Dataset entries on figures:
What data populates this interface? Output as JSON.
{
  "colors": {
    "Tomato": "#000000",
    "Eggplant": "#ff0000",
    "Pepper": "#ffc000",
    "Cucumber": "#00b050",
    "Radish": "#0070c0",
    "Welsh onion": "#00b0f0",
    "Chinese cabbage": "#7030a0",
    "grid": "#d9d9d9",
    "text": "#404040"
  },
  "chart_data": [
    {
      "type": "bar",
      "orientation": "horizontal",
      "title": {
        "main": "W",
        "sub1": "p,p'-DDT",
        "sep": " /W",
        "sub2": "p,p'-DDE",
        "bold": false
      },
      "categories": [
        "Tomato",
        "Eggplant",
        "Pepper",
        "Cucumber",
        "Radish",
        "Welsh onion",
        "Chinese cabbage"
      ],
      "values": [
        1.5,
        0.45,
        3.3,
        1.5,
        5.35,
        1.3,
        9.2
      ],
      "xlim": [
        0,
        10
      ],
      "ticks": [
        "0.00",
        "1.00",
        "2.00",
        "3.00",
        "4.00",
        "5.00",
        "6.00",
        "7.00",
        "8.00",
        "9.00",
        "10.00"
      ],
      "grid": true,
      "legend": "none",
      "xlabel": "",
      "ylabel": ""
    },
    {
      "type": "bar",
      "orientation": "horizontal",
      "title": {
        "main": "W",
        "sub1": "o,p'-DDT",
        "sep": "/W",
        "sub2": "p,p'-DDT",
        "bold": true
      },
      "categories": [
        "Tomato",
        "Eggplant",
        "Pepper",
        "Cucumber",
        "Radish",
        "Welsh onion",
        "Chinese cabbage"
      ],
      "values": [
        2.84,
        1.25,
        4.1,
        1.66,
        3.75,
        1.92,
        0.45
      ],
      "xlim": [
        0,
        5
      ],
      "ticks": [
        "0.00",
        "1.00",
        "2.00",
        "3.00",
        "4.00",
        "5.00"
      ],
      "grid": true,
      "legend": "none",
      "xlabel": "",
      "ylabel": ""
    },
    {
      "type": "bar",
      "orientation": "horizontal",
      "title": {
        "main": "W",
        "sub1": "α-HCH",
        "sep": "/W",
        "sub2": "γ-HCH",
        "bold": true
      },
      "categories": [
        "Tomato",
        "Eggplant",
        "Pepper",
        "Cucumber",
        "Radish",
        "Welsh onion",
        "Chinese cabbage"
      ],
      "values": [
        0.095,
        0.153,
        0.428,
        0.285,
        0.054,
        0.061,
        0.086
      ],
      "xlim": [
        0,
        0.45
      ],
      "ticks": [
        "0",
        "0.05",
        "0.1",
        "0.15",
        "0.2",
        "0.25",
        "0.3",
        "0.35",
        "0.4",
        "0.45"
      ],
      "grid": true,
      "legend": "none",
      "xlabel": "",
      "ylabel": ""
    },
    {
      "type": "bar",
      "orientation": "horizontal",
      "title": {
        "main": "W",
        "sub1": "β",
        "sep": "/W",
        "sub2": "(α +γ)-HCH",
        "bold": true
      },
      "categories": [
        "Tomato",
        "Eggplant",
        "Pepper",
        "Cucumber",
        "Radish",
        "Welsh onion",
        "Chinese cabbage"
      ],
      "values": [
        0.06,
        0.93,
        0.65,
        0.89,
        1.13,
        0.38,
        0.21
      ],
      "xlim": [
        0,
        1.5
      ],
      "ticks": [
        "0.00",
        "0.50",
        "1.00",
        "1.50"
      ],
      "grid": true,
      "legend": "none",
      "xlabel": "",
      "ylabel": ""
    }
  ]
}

Job ->
Reproduce the entries above in full by retyping them exactly.

Solved problem ->
What data populates this interface? Output as JSON.
{
  "colors": {
    "Tomato": "#000000",
    "Eggplant": "#ff0000",
    "Pepper": "#ffc000",
    "Cucumber": "#00b050",
    "Radish": "#0070c0",
    "Welsh onion": "#00b0f0",
    "Chinese cabbage": "#7030a0",
    "grid": "#d9d9d9",
    "text": "#404040"
  },
  "chart_data": [
    {
      "type": "bar",
      "orientation": "horizontal",
      "title": {
        "main": "W",
        "sub1": "p,p'-DDT",
        "sep": " /W",
        "sub2": "p,p'-DDE",
        "bold": false
      },
      "categories": [
        "Tomato",
        "Eggplant",
        "Pepper",
        "Cucumber",
        "Radish",
        "Welsh onion",
        "Chinese cabbage"
      ],
      "values": [
        1.5,
        0.45,
        3.3,
        1.5,
        5.35,
        1.3,
        9.2
      ],
      "xlim": [
        0,
        10
      ],
      "ticks": [
        "0.00",
        "1.00",
        "2.00",
        "3.00",
        "4.00",
        "5.00",
        "6.00",
        "7.00",
        "8.00",
        "9.00",
        "10.00"
      ],
      "grid": true,
      "legend": "none",
      "xlabel": "",
      "ylabel": ""
    },
    {
      "type": "bar",
      "orientation": "horizontal",
      "title": {
        "main": "W",
        "sub1": "o,p'-DDT",
        "sep": "/W",
        "sub2": "p,p'-DDT",
        "bold": true
      },
      "categories": [
        "Tomato",
        "Eggplant",
        "Pepper",
        "Cucumber",
        "Radish",
        "Welsh onion",
        "Chinese cabbage"
      ],
      "values": [
        2.84,
        1.25,
        4.1,
        1.66,
        3.75,
        1.92,
        0.45
      ],
      "xlim": [
        0,
        5
      ],
      "ticks": [
        "0.00",
        "1.00",
        "2.00",
        "3.00",
        "4.00",
        "5.00"
      ],
      "grid": true,
      "legend": "none",
      "xlabel": "",
      "ylabel": ""
    },
    {
      "type": "bar",
      "orientation": "horizontal",
      "title": {
        "main": "W",
        "sub1": "α-HCH",
        "sep": "/W",
        "sub2": "γ-HCH",
        "bold": true
      },
      "categories": [
        "Tomato",
        "Eggplant",
        "Pepper",
        "Cucumber",
        "Radish",
        "Welsh onion",
        "Chinese cabbage"
      ],
      "values": [
        0.095,
        0.153,
        0.428,
        0.285,
        0.054,
        0.061,
        0.086
      ],
      "xlim": [
        0,
        0.45
      ],
      "ticks": [
        "0",
        "0.05",
        "0.1",
        "0.15",
        "0.2",
        "0.25",
        "0.3",
        "0.35",
        "0.4",
        "0.45"
      ],
      "grid": true,
      "legend": "none",
      "xlabel": "",
      "ylabel": ""
    },
    {
      "type": "bar",
      "orientation": "horizontal",
      "title": {
        "main": "W",
        "sub1": "β",
        "sep": "/W",
        "sub2": "(α +γ)-HCH",
        "bold": true
      },
      "categories": [
        "Tomato",
        "Eggplant",
        "Pepper",
        "Cucumber",
        "Radish",
        "Welsh onion",
        "Chinese cabbage"
      ],
      "values": [
        0.06,
        0.93,
        0.65,
        0.89,
        1.13,
        0.38,
        0.21
      ],
      "xlim": [
        0,
        1.5
      ],
      "ticks": [
        "0.00",
        "0.50",
        "1.00",
        "1.50"
      ],
      "grid": true,
      "legend": "none",
      "xlabel": "",
      "ylabel": ""
    }
  ]
}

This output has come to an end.